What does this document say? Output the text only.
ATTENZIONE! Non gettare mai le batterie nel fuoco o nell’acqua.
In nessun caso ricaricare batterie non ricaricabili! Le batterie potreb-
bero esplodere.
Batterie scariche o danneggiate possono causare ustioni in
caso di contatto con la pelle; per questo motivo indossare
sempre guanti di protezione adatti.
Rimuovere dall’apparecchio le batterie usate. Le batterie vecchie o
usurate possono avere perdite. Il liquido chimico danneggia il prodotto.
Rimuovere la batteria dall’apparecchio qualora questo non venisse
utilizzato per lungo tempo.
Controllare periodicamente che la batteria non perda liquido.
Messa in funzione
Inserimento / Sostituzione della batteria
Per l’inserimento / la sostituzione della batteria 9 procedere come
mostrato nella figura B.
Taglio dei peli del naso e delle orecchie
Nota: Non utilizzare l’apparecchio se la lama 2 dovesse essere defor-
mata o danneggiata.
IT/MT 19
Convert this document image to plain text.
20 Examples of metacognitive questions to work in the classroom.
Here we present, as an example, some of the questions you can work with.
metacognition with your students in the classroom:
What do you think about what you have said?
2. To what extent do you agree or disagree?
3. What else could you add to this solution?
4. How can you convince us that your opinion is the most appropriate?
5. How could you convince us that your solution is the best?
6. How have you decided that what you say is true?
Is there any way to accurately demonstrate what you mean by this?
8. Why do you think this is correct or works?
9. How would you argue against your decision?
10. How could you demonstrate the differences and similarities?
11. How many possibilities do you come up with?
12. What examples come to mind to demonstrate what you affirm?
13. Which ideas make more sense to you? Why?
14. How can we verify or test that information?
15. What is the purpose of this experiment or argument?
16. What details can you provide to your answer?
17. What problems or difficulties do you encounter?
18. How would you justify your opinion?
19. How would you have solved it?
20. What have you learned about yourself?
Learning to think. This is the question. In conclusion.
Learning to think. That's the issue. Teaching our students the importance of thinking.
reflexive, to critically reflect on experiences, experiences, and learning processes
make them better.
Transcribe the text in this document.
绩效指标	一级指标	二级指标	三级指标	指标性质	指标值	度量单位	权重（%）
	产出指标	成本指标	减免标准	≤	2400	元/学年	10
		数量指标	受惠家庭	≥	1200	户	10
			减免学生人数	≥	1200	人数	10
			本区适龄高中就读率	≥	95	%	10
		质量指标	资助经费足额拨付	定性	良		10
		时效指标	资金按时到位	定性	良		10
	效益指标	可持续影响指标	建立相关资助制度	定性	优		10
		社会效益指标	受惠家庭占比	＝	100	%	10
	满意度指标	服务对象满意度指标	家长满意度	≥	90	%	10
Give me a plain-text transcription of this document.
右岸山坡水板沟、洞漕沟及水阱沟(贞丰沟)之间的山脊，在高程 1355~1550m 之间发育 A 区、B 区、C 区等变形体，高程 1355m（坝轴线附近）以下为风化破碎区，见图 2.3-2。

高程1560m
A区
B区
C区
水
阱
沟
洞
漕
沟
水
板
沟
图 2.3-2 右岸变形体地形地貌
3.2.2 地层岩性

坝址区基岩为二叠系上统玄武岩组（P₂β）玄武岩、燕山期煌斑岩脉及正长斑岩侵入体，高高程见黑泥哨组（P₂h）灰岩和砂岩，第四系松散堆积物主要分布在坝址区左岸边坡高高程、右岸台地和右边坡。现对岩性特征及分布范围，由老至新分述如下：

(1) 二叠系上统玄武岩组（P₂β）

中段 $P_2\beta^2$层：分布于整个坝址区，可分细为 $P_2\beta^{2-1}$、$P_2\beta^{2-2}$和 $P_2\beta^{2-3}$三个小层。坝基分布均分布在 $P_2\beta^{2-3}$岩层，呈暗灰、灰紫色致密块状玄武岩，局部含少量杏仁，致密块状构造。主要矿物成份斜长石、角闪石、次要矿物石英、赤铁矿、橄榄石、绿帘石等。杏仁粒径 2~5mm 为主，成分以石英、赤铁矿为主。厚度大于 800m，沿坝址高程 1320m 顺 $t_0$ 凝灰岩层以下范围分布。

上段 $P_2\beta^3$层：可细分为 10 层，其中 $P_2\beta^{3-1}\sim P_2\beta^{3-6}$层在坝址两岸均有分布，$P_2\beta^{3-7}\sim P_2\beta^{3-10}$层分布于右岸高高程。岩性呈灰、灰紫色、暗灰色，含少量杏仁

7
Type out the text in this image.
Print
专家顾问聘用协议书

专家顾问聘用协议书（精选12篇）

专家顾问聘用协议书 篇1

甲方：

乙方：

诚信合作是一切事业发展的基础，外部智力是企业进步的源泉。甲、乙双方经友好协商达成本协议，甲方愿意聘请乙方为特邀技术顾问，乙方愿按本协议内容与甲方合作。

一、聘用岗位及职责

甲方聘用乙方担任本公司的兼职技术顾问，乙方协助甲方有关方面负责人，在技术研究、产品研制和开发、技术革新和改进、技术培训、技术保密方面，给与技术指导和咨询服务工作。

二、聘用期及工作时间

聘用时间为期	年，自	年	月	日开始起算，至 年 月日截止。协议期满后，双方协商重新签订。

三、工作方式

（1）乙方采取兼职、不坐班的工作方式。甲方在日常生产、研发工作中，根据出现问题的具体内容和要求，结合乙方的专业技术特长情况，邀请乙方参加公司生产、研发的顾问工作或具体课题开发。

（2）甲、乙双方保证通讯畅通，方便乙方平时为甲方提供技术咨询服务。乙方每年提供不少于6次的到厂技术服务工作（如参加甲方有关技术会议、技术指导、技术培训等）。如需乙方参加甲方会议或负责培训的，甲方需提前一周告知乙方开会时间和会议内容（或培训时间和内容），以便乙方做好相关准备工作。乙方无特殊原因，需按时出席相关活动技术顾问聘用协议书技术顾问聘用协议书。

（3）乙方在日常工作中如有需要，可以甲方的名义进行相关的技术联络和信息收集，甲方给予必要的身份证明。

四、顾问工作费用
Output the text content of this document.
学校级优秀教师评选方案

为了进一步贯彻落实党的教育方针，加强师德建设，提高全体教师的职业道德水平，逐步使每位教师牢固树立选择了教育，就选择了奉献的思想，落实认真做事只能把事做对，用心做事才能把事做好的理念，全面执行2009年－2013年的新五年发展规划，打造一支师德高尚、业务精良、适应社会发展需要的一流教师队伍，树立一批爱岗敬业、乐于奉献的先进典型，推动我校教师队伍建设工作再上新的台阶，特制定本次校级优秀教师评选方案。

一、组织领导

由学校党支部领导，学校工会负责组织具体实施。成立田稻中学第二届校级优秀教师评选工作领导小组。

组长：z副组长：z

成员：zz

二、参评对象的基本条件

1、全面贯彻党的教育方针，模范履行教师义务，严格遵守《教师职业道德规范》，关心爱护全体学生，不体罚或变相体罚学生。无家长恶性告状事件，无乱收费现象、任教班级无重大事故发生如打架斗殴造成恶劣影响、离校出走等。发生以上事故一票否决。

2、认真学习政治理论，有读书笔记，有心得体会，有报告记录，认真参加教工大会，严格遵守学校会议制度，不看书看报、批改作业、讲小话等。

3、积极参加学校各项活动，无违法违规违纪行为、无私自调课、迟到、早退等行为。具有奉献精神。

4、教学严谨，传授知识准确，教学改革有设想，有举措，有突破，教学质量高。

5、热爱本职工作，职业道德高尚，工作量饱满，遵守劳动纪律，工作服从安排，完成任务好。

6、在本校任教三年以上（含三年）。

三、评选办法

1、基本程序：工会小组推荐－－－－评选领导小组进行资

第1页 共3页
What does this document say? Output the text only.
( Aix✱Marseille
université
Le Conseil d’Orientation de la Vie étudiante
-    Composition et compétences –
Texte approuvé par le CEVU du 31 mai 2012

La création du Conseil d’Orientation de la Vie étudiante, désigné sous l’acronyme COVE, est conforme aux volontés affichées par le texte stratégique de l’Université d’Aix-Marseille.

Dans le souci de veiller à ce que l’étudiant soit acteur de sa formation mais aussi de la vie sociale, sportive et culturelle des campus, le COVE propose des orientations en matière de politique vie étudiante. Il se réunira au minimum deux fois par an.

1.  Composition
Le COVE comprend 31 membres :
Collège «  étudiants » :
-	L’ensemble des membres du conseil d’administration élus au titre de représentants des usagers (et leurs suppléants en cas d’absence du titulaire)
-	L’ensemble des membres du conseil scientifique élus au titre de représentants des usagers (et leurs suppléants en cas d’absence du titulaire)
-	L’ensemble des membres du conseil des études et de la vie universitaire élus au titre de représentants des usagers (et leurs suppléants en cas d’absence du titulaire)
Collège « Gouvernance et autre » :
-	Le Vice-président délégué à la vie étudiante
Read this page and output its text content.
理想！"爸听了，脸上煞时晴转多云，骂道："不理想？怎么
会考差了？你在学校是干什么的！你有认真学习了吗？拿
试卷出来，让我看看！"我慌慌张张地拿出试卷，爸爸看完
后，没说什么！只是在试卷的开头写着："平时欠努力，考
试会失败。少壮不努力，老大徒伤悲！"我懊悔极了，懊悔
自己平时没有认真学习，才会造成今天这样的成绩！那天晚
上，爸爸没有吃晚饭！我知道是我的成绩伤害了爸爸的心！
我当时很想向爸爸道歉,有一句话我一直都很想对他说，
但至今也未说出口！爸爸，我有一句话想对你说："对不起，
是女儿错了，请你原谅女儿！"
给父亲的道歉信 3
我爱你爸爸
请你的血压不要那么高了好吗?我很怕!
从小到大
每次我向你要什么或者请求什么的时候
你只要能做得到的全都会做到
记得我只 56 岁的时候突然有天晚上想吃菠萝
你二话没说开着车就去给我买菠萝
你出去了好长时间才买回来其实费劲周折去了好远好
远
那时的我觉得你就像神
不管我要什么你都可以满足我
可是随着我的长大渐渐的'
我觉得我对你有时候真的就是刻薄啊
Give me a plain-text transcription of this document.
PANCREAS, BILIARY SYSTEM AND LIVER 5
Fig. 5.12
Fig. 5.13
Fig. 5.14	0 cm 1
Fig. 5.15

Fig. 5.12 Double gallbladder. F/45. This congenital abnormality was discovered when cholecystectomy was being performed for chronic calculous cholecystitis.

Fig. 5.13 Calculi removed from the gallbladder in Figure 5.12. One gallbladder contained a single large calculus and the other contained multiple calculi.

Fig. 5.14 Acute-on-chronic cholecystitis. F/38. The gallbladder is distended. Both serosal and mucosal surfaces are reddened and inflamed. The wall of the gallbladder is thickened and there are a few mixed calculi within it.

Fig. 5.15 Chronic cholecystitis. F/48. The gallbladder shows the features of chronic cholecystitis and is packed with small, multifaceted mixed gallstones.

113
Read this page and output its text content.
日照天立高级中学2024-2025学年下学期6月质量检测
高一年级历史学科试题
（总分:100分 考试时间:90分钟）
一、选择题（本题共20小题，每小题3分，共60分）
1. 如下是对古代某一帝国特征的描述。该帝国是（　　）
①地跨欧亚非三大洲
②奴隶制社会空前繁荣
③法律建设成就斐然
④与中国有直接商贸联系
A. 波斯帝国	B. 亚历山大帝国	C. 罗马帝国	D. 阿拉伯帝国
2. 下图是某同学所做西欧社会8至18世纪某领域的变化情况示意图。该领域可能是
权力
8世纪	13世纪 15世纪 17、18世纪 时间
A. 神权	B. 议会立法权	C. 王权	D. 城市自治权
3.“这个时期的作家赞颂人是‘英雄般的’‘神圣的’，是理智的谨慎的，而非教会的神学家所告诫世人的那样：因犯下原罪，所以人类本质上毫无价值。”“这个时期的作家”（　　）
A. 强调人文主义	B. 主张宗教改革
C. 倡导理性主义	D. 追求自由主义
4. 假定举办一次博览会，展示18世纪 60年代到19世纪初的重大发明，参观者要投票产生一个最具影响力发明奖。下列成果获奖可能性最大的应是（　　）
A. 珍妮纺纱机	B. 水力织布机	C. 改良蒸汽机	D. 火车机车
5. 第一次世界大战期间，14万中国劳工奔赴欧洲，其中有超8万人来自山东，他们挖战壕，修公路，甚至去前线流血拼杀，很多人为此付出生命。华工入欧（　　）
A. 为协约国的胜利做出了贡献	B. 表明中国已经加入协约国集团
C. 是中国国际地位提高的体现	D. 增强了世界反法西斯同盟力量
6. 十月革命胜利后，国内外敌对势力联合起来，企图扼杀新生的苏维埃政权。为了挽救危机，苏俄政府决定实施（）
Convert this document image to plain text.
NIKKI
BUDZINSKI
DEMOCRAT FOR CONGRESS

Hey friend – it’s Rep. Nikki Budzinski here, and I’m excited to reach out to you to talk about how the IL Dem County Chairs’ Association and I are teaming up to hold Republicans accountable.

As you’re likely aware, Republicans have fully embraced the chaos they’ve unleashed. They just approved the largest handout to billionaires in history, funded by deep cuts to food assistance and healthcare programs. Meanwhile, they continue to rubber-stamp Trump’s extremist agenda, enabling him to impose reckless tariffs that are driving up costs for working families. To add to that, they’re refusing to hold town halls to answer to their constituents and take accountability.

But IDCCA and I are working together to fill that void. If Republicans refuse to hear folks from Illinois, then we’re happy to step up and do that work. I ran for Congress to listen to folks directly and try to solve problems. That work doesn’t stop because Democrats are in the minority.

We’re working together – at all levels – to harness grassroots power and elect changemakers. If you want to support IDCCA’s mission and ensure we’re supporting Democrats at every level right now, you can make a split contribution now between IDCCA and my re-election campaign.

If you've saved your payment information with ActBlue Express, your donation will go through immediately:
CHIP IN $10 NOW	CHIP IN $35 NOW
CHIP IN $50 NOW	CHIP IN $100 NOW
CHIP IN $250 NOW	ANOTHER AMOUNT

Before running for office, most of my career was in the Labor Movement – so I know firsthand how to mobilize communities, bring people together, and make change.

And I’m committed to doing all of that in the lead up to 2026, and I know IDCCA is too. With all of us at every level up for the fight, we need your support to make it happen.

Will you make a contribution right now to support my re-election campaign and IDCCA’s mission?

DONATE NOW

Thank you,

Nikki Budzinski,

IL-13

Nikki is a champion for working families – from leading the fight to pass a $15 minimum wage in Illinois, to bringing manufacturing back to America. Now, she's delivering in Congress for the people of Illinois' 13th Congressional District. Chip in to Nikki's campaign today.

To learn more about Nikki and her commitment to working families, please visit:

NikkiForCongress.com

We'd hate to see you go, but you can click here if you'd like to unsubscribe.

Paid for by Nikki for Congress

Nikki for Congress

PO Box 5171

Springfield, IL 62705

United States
──────────
### WHAT YOU ARE ASKED TO DO
Go through the material and select each line with the string "Marseille" in it.

### RESPONSE BELOW
( Aix✱Marseille
La création du Conseil d’Orientation de la Vie étudiante, désigné sous l’acronyme COVE, est conforme aux volontés affichées par le texte stratégique de l’Université d’Aix-Marseille.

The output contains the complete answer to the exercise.